» **AIM OF THE EXERCISE**
Reply with one number: the count of lines in the records below that hold "oqmd".

═════ DATA TO USE

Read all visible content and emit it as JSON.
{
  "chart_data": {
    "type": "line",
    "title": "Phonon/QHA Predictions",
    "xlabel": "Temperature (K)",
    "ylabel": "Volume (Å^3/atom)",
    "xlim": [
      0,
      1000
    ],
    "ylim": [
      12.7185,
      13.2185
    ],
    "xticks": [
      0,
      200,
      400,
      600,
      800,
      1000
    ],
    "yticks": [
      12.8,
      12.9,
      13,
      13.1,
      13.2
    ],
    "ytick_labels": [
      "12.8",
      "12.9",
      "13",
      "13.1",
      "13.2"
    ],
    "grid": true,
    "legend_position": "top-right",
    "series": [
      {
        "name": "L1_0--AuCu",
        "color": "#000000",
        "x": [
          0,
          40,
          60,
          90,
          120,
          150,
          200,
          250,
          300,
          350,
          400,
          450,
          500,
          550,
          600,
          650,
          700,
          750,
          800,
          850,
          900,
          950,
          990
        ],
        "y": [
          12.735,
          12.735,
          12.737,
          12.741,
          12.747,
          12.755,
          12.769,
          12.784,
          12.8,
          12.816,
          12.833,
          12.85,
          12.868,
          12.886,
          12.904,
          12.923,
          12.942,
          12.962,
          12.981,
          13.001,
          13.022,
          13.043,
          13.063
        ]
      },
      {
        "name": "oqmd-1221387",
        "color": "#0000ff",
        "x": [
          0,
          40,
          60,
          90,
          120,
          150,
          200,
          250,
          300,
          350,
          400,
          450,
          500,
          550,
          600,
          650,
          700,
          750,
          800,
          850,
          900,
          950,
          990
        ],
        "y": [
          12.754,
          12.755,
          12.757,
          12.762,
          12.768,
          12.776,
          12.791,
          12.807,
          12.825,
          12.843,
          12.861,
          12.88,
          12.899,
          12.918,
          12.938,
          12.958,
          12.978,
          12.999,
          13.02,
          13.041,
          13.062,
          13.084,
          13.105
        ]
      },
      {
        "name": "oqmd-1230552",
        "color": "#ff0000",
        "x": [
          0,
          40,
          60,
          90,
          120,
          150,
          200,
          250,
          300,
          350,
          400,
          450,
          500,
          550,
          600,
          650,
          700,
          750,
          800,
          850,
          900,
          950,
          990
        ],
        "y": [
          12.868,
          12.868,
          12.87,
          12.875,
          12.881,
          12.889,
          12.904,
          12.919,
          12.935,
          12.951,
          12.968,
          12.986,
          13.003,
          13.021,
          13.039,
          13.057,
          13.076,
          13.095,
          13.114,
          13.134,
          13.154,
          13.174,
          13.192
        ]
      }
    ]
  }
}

══════════

» **REPLY**
2